Data for processing:
────────────────────────────────────────

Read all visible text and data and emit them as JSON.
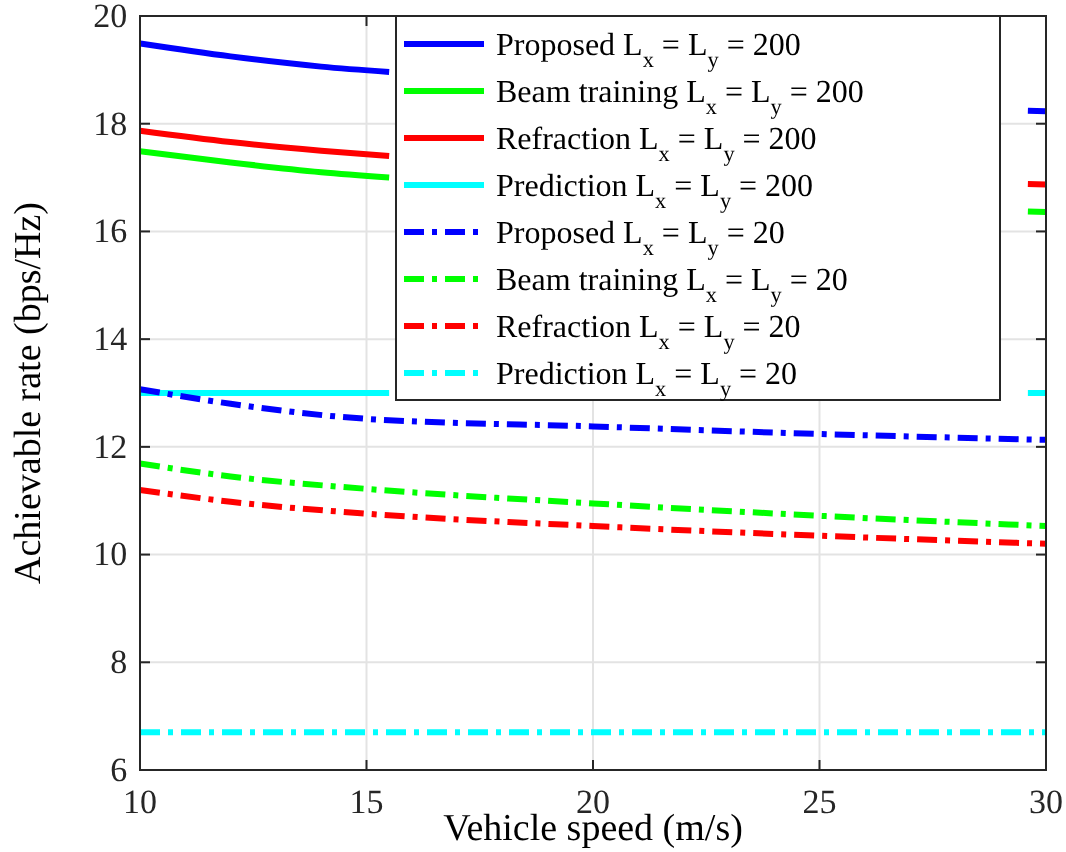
{
  "chart_data": {
    "type": "line",
    "xlabel": "Vehicle speed (m/s)",
    "ylabel": "Achievable rate (bps/Hz)",
    "x": [
      10,
      12,
      15,
      20,
      25,
      30
    ],
    "xlim": [
      10,
      30
    ],
    "xticks": [
      10,
      15,
      20,
      25,
      30
    ],
    "ylim": [
      6,
      20
    ],
    "yticks": [
      6,
      8,
      10,
      12,
      14,
      16,
      18,
      20
    ],
    "grid": true,
    "legend": "top right",
    "series": [
      {
        "name": "Proposed L$_{x}$ = L$_{y}$ = 200",
        "color": "#0000ff",
        "line_style": "solid",
        "x": [
          10,
          12,
          14,
          15.5,
          16,
          29.6,
          30
        ],
        "values": [
          19.49,
          19.25,
          19.06,
          18.96,
          null,
          18.24,
          18.23
        ]
      },
      {
        "name": "Beam training L$_{x}$ = L$_{y}$ = 200",
        "color": "#00ff00",
        "line_style": "solid",
        "x": [
          10,
          12,
          14,
          15.5,
          16,
          29.6,
          30
        ],
        "values": [
          17.49,
          17.28,
          17.1,
          17.0,
          null,
          16.37,
          16.36
        ]
      },
      {
        "name": "Refraction L$_{x}$ = L$_{y}$ = 200",
        "color": "#ff0000",
        "line_style": "solid",
        "x": [
          10,
          12,
          14,
          15.5,
          16,
          29.6,
          30
        ],
        "values": [
          17.87,
          17.66,
          17.5,
          17.4,
          null,
          16.88,
          16.87
        ]
      },
      {
        "name": "Prediction L$_{x}$ = L$_{y}$ = 200",
        "color": "#00ffff",
        "line_style": "solid",
        "x": [
          10,
          12,
          14,
          15.5,
          16,
          29.6,
          30
        ],
        "values": [
          13.0,
          13.0,
          13.0,
          13.0,
          null,
          13.0,
          13.0
        ]
      },
      {
        "name": "Proposed L$_{x}$ = L$_{y}$ = 20",
        "color": "#0000ff",
        "line_style": "dashed",
        "values": [
          13.07,
          12.8,
          12.52,
          12.38,
          12.24,
          12.13
        ]
      },
      {
        "name": "Beam training L$_{x}$ = L$_{y}$ = 20",
        "color": "#00ff00",
        "line_style": "dashed",
        "values": [
          11.69,
          11.45,
          11.22,
          10.95,
          10.72,
          10.53
        ]
      },
      {
        "name": "Refraction L$_{x}$ = L$_{y}$ = 20",
        "color": "#ff0000",
        "line_style": "dashed",
        "values": [
          11.2,
          10.98,
          10.76,
          10.53,
          10.35,
          10.2
        ]
      },
      {
        "name": "Prediction L$_{x}$ = L$_{y}$ = 20",
        "color": "#00ffff",
        "line_style": "dashed",
        "values": [
          6.7,
          6.7,
          6.7,
          6.7,
          6.7,
          6.7
        ]
      }
    ]
  }
}
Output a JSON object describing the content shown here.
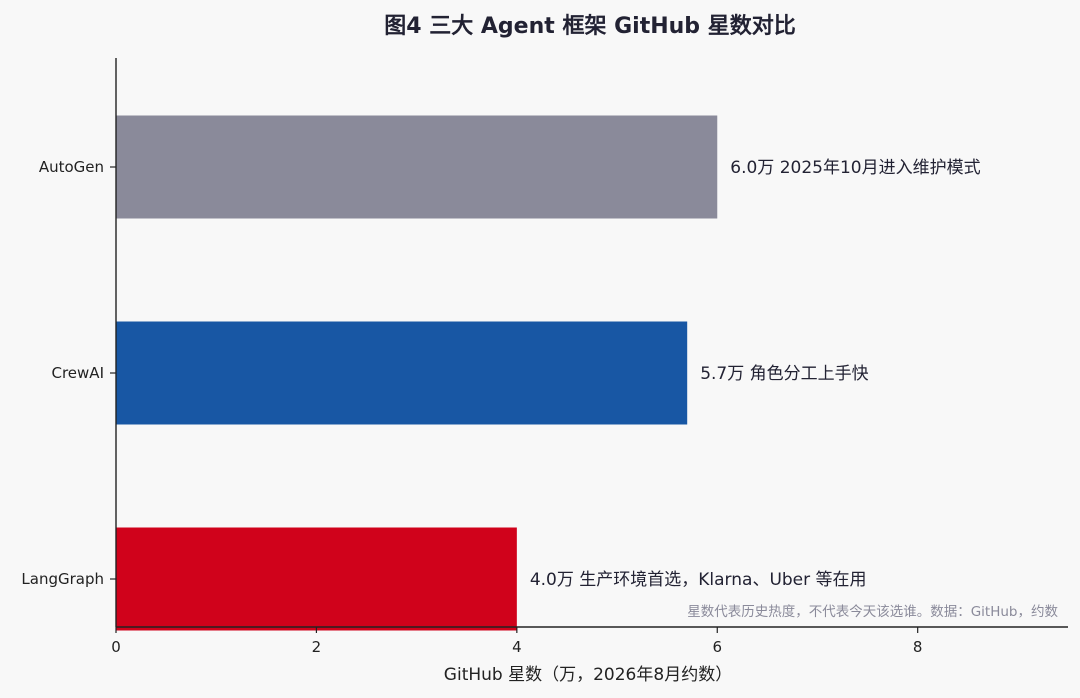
{
  "chart_data": {
    "type": "bar",
    "orientation": "horizontal",
    "title": "图4 三大 Agent 框架 GitHub 星数对比",
    "xlabel": "GitHub 星数（万，2026年8月约数）",
    "ylabel": "",
    "xlim": [
      0,
      9.5
    ],
    "xticks": [
      "0",
      "2",
      "4",
      "6",
      "8"
    ],
    "xtick_values": [
      0,
      2,
      4,
      6,
      8
    ],
    "categories": [
      "AutoGen",
      "CrewAI",
      "LangGraph"
    ],
    "values": [
      6.0,
      5.7,
      4.0
    ],
    "colors": [
      "#8a8a9a",
      "#1857a4",
      "#d0021b"
    ],
    "annotations": [
      "6.0万  2025年10月进入维护模式",
      "5.7万  角色分工上手快",
      "4.0万  生产环境首选，Klarna、Uber 等在用"
    ],
    "note": "星数代表历史热度，不代表今天该选谁。数据：GitHub，约数",
    "grid": false,
    "legend": "none"
  }
}
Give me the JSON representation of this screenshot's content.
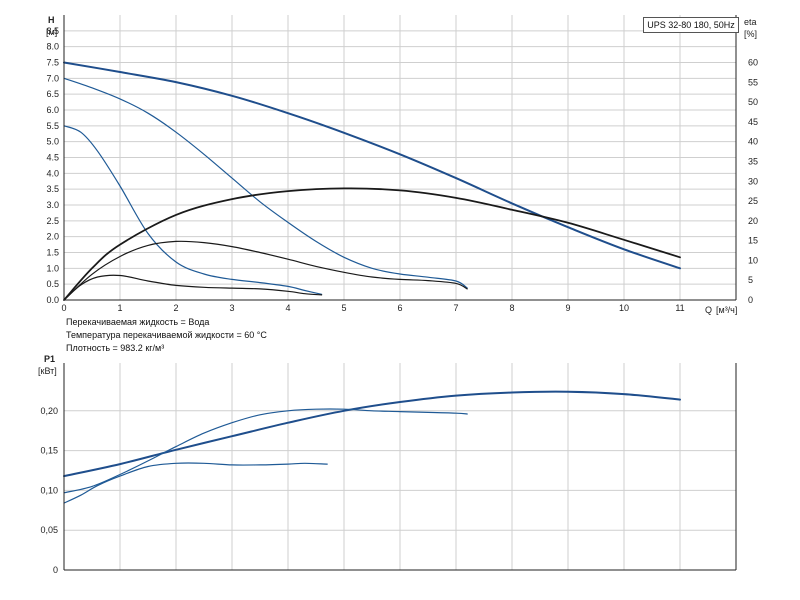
{
  "chart_data": [
    {
      "type": "line",
      "title": "UPS 32-80 180, 50Hz",
      "y_label": "H",
      "y_unit": "[м]",
      "y2_label": "eta",
      "y2_unit": "[%]",
      "x_label": "Q",
      "x_unit": "[м³/ч]",
      "xlim": [
        0,
        12
      ],
      "ylim": [
        0,
        9
      ],
      "y2lim": [
        0,
        72
      ],
      "x_ticks": [
        "0",
        "1",
        "2",
        "3",
        "4",
        "5",
        "6",
        "7",
        "8",
        "9",
        "10",
        "11"
      ],
      "y_ticks": [
        "0.0",
        "0.5",
        "1.0",
        "1.5",
        "2.0",
        "2.5",
        "3.0",
        "3.5",
        "4.0",
        "4.5",
        "5.0",
        "5.5",
        "6.0",
        "6.5",
        "7.0",
        "7.5",
        "8.0",
        "8.5"
      ],
      "y2_ticks": [
        "0",
        "5",
        "10",
        "15",
        "20",
        "25",
        "30",
        "35",
        "40",
        "45",
        "50",
        "55",
        "60"
      ],
      "grid": true,
      "series": [
        {
          "axis": "left",
          "color": "#1f4e8c",
          "width": 2,
          "x": [
            0,
            1,
            2,
            3,
            4,
            5,
            6,
            7,
            8,
            9,
            10,
            11
          ],
          "y": [
            7.5,
            7.2,
            6.88,
            6.45,
            5.9,
            5.28,
            4.6,
            3.85,
            3.05,
            2.3,
            1.6,
            1.0
          ]
        },
        {
          "axis": "left",
          "color": "#1f5a96",
          "width": 1.2,
          "x": [
            0,
            0.5,
            1,
            1.5,
            2,
            2.5,
            3,
            3.5,
            4,
            4.5,
            5,
            5.5,
            6,
            6.5,
            7,
            7.2
          ],
          "y": [
            7.0,
            6.7,
            6.35,
            5.9,
            5.3,
            4.6,
            3.85,
            3.1,
            2.45,
            1.85,
            1.35,
            1.0,
            0.82,
            0.72,
            0.6,
            0.38
          ]
        },
        {
          "axis": "left",
          "color": "#1f5a96",
          "width": 1.2,
          "x": [
            0,
            0.3,
            0.6,
            1,
            1.5,
            2,
            2.5,
            3,
            3.5,
            4,
            4.3,
            4.6
          ],
          "y": [
            5.5,
            5.3,
            4.7,
            3.6,
            2.1,
            1.2,
            0.82,
            0.65,
            0.55,
            0.43,
            0.3,
            0.18
          ]
        },
        {
          "axis": "right",
          "color": "#1a1a1a",
          "width": 1.8,
          "x": [
            0,
            0.5,
            1,
            2,
            3,
            4,
            5,
            6,
            7,
            8,
            9,
            10,
            11
          ],
          "y": [
            0,
            8,
            14,
            21.5,
            25.5,
            27.5,
            28.2,
            27.7,
            25.8,
            22.8,
            19.5,
            15.2,
            10.8
          ]
        },
        {
          "axis": "right",
          "color": "#1a1a1a",
          "width": 1.2,
          "x": [
            0,
            0.5,
            1,
            1.5,
            2,
            2.5,
            3,
            3.5,
            4,
            4.5,
            5,
            5.5,
            6,
            6.5,
            7,
            7.2
          ],
          "y": [
            0,
            6.5,
            11,
            13.8,
            14.8,
            14.5,
            13.5,
            12,
            10.3,
            8.5,
            7,
            5.8,
            5.2,
            4.9,
            4.2,
            2.8
          ]
        },
        {
          "axis": "right",
          "color": "#1a1a1a",
          "width": 1.2,
          "x": [
            0,
            0.3,
            0.6,
            1,
            1.5,
            2,
            2.5,
            3,
            3.5,
            4,
            4.3,
            4.6
          ],
          "y": [
            0,
            3.8,
            5.8,
            6.2,
            4.8,
            3.7,
            3.2,
            3.0,
            2.8,
            2.2,
            1.6,
            1.3
          ]
        }
      ]
    },
    {
      "type": "line",
      "y_label": "P1",
      "y_unit": "[кВт]",
      "xlim": [
        0,
        12
      ],
      "ylim": [
        0,
        0.26
      ],
      "y_ticks": [
        "0",
        "0,05",
        "0,10",
        "0,15",
        "0,20"
      ],
      "grid": true,
      "series": [
        {
          "color": "#1f4e8c",
          "width": 2,
          "x": [
            0,
            1,
            2,
            3,
            4,
            5,
            6,
            7,
            8,
            9,
            10,
            11
          ],
          "y": [
            0.118,
            0.133,
            0.151,
            0.168,
            0.185,
            0.2,
            0.211,
            0.219,
            0.223,
            0.224,
            0.221,
            0.214
          ]
        },
        {
          "color": "#1f5a96",
          "width": 1.2,
          "x": [
            0,
            0.5,
            1,
            1.5,
            2,
            2.5,
            3,
            3.5,
            4,
            4.5,
            5,
            5.5,
            6,
            6.5,
            7,
            7.2
          ],
          "y": [
            0.097,
            0.105,
            0.12,
            0.137,
            0.155,
            0.172,
            0.185,
            0.195,
            0.2,
            0.202,
            0.202,
            0.2,
            0.199,
            0.198,
            0.197,
            0.196
          ]
        },
        {
          "color": "#1f5a96",
          "width": 1.2,
          "x": [
            0,
            0.3,
            0.6,
            1,
            1.5,
            2,
            2.5,
            3,
            3.5,
            4,
            4.3,
            4.7
          ],
          "y": [
            0.084,
            0.094,
            0.106,
            0.118,
            0.13,
            0.134,
            0.134,
            0.132,
            0.132,
            0.133,
            0.134,
            0.133
          ]
        }
      ]
    }
  ],
  "notes": [
    "Перекачиваемая жидкость = Вода",
    "Температура перекачиваемой жидкости = 60 °C",
    "Плотность = 983.2 кг/м³"
  ]
}
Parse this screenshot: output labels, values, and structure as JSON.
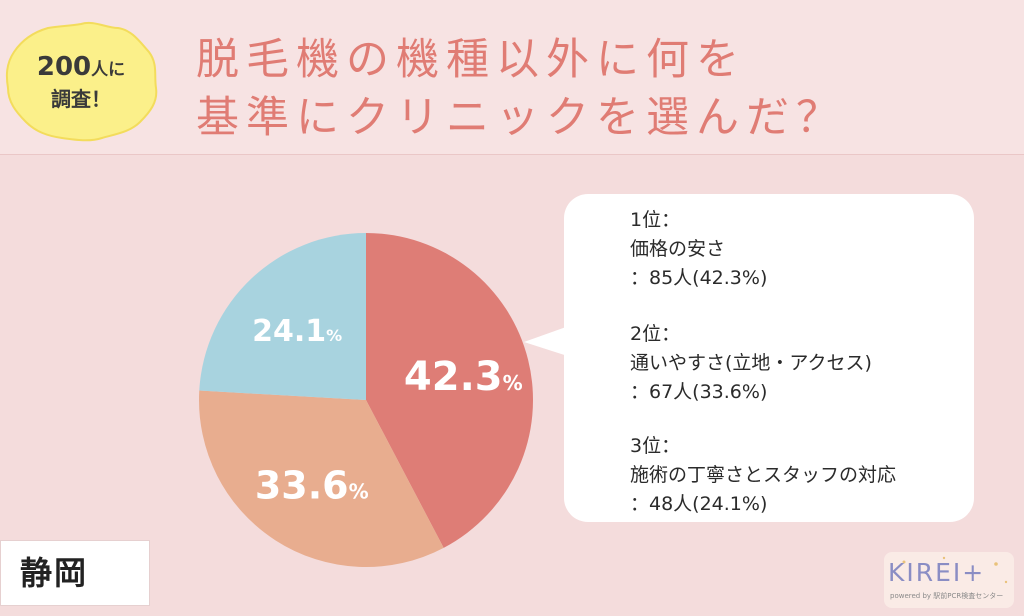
{
  "badge": {
    "line1_number": "200",
    "line1_suffix": "人に",
    "line2": "調査！"
  },
  "title": {
    "line1": "脱毛機の機種以外に何を",
    "line2": "基準にクリニックを選んだ？"
  },
  "chart_data": {
    "type": "pie",
    "slices": [
      {
        "label": "価格の安さ",
        "value": 42.3,
        "display": "42.3",
        "color": "#de7d76"
      },
      {
        "label": "通いやすさ(立地・アクセス)",
        "value": 33.6,
        "display": "33.6",
        "color": "#e8ad8f"
      },
      {
        "label": "施術の丁寧さとスタッフの対応",
        "value": 24.1,
        "display": "24.1",
        "color": "#a8d3df"
      }
    ],
    "unit": "%"
  },
  "ranking": [
    {
      "rank": "1位：",
      "item": "価格の安さ",
      "detail": "：85人(42.3%)"
    },
    {
      "rank": "2位：",
      "item": "通いやすさ(立地・アクセス)",
      "detail": "：67人(33.6%)"
    },
    {
      "rank": "3位：",
      "item": "施術の丁寧さとスタッフの対応",
      "detail": "：48人(24.1%)"
    }
  ],
  "region": "静岡",
  "logo": {
    "name": "KIREI+",
    "subtitle": "powered by 駅前PCR検査センター"
  }
}
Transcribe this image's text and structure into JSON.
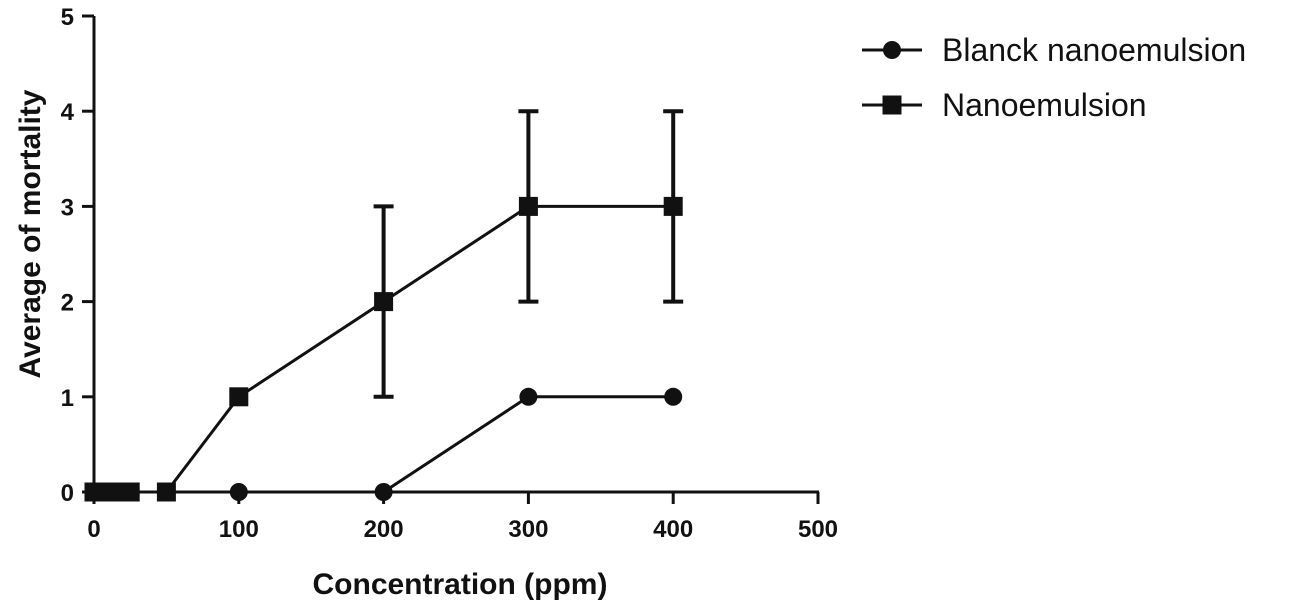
{
  "chart_data": {
    "type": "line",
    "xlabel": "Concentration (ppm)",
    "ylabel": "Average of mortality",
    "xlim": [
      0,
      500
    ],
    "ylim": [
      0,
      5
    ],
    "x_ticks": [
      "0",
      "100",
      "200",
      "300",
      "400",
      "500"
    ],
    "y_ticks": [
      "0",
      "1",
      "2",
      "3",
      "4",
      "5"
    ],
    "x_tick_values": [
      0,
      100,
      200,
      300,
      400,
      500
    ],
    "y_tick_values": [
      0,
      1,
      2,
      3,
      4,
      5
    ],
    "grid": false,
    "legend_position": "top-right",
    "series": [
      {
        "name": "Blanck nanoemulsion",
        "marker": "circle",
        "color": "#111111",
        "points": [
          {
            "x": 0,
            "y": 0
          },
          {
            "x": 100,
            "y": 0
          },
          {
            "x": 200,
            "y": 0
          },
          {
            "x": 300,
            "y": 1
          },
          {
            "x": 400,
            "y": 1
          }
        ]
      },
      {
        "name": "Nanoemulsion",
        "marker": "square",
        "color": "#111111",
        "points": [
          {
            "x": 0,
            "y": 0
          },
          {
            "x": 12.5,
            "y": 0
          },
          {
            "x": 25,
            "y": 0
          },
          {
            "x": 50,
            "y": 0
          },
          {
            "x": 100,
            "y": 1
          },
          {
            "x": 200,
            "y": 2,
            "err_low": 1,
            "err_high": 3
          },
          {
            "x": 300,
            "y": 3,
            "err_low": 2,
            "err_high": 4
          },
          {
            "x": 400,
            "y": 3,
            "err_low": 2,
            "err_high": 4
          }
        ]
      }
    ]
  }
}
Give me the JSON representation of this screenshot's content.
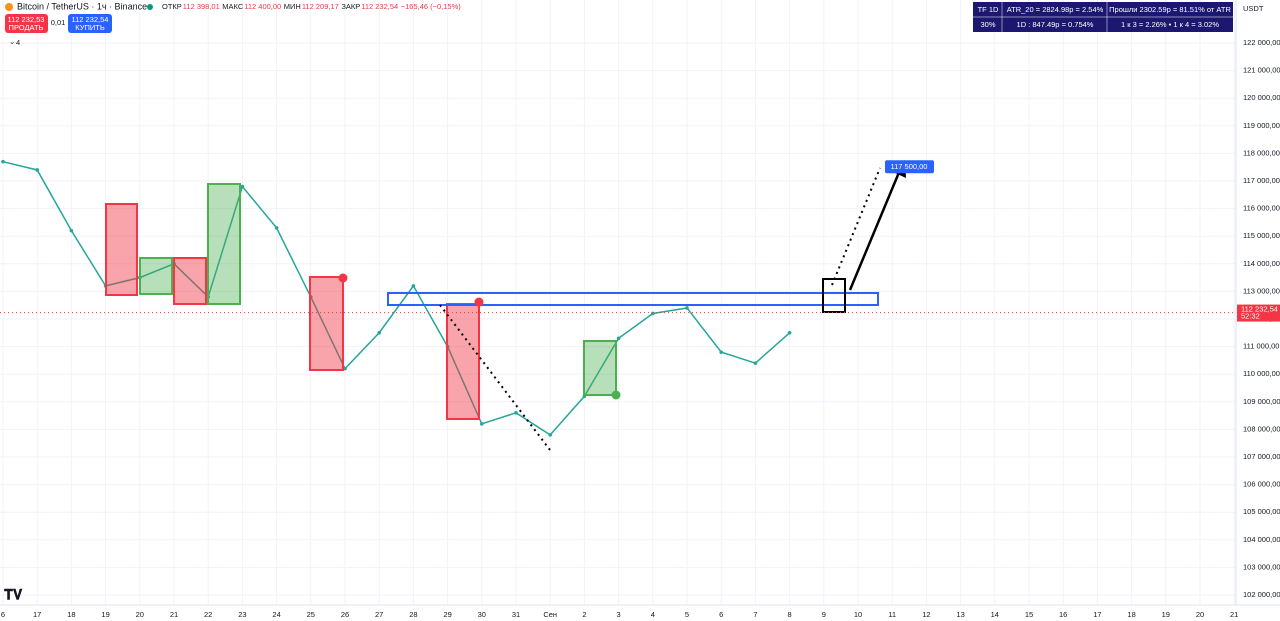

────────────────────────────────────────

Exercise task: In the records above, collect each line with "施術の丁寧さとスタッフの対応".

Answer:
        "label": "施術の丁寧さとスタッフの対応",
      "item": "施術の丁寧さとスタッフの対応",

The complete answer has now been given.